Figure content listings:
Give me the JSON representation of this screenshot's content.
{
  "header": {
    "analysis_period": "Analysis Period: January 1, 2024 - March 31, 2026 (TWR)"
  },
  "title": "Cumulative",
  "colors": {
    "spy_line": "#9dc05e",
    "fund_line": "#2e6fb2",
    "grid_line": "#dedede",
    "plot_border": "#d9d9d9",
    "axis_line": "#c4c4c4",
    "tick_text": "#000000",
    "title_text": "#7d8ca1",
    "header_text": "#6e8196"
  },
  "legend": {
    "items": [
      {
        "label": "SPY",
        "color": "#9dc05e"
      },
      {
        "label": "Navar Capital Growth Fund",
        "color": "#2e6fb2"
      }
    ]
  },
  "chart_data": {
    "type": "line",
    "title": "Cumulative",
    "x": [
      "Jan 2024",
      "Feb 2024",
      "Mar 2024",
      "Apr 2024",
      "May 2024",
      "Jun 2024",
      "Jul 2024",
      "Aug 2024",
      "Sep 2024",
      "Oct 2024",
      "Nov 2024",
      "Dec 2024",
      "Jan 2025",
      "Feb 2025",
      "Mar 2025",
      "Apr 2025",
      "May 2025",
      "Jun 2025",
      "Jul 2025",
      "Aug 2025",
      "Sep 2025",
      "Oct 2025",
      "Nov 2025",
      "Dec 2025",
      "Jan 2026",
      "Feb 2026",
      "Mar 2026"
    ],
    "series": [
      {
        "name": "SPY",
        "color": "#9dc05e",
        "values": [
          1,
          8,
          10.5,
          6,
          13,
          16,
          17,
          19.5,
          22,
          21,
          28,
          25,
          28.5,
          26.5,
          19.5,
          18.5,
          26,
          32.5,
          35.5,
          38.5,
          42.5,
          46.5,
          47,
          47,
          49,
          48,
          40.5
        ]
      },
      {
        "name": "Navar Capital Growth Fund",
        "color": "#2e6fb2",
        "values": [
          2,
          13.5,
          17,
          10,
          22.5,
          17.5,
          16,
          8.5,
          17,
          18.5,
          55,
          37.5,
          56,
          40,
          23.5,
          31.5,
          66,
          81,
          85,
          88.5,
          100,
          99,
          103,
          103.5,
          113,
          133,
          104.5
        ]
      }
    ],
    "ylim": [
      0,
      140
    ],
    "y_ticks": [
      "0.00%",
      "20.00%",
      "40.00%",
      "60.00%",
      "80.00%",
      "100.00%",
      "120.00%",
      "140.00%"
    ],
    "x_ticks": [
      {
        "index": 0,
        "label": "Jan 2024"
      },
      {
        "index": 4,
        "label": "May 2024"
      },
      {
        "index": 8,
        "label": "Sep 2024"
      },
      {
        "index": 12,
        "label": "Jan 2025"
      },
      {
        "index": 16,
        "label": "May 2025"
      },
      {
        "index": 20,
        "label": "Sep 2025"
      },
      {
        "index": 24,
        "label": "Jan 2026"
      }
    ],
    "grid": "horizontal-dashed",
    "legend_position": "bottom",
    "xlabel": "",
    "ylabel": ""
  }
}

EXERCISE TASK:
Retype all of the material, keeping each line exact.

SOLUTION TO THIS TASK:
Give me the JSON representation of this screenshot's content.
{
  "header": {
    "analysis_period": "Analysis Period: January 1, 2024 - March 31, 2026 (TWR)"
  },
  "title": "Cumulative",
  "colors": {
    "spy_line": "#9dc05e",
    "fund_line": "#2e6fb2",
    "grid_line": "#dedede",
    "plot_border": "#d9d9d9",
    "axis_line": "#c4c4c4",
    "tick_text": "#000000",
    "title_text": "#7d8ca1",
    "header_text": "#6e8196"
  },
  "legend": {
    "items": [
      {
        "label": "SPY",
        "color": "#9dc05e"
      },
      {
        "label": "Navar Capital Growth Fund",
        "color": "#2e6fb2"
      }
    ]
  },
  "chart_data": {
    "type": "line",
    "title": "Cumulative",
    "x": [
      "Jan 2024",
      "Feb 2024",
      "Mar 2024",
      "Apr 2024",
      "May 2024",
      "Jun 2024",
      "Jul 2024",
      "Aug 2024",
      "Sep 2024",
      "Oct 2024",
      "Nov 2024",
      "Dec 2024",
      "Jan 2025",
      "Feb 2025",
      "Mar 2025",
      "Apr 2025",
      "May 2025",
      "Jun 2025",
      "Jul 2025",
      "Aug 2025",
      "Sep 2025",
      "Oct 2025",
      "Nov 2025",
      "Dec 2025",
      "Jan 2026",
      "Feb 2026",
      "Mar 2026"
    ],
    "series": [
      {
        "name": "SPY",
        "color": "#9dc05e",
        "values": [
          1,
          8,
          10.5,
          6,
          13,
          16,
          17,
          19.5,
          22,
          21,
          28,
          25,
          28.5,
          26.5,
          19.5,
          18.5,
          26,
          32.5,
          35.5,
          38.5,
          42.5,
          46.5,
          47,
          47,
          49,
          48,
          40.5
        ]
      },
      {
        "name": "Navar Capital Growth Fund",
        "color": "#2e6fb2",
        "values": [
          2,
          13.5,
          17,
          10,
          22.5,
          17.5,
          16,
          8.5,
          17,
          18.5,
          55,
          37.5,
          56,
          40,
          23.5,
          31.5,
          66,
          81,
          85,
          88.5,
          100,
          99,
          103,
          103.5,
          113,
          133,
          104.5
        ]
      }
    ],
    "ylim": [
      0,
      140
    ],
    "y_ticks": [
      "0.00%",
      "20.00%",
      "40.00%",
      "60.00%",
      "80.00%",
      "100.00%",
      "120.00%",
      "140.00%"
    ],
    "x_ticks": [
      {
        "index": 0,
        "label": "Jan 2024"
      },
      {
        "index": 4,
        "label": "May 2024"
      },
      {
        "index": 8,
        "label": "Sep 2024"
      },
      {
        "index": 12,
        "label": "Jan 2025"
      },
      {
        "index": 16,
        "label": "May 2025"
      },
      {
        "index": 20,
        "label": "Sep 2025"
      },
      {
        "index": 24,
        "label": "Jan 2026"
      }
    ],
    "grid": "horizontal-dashed",
    "legend_position": "bottom",
    "xlabel": "",
    "ylabel": ""
  }
}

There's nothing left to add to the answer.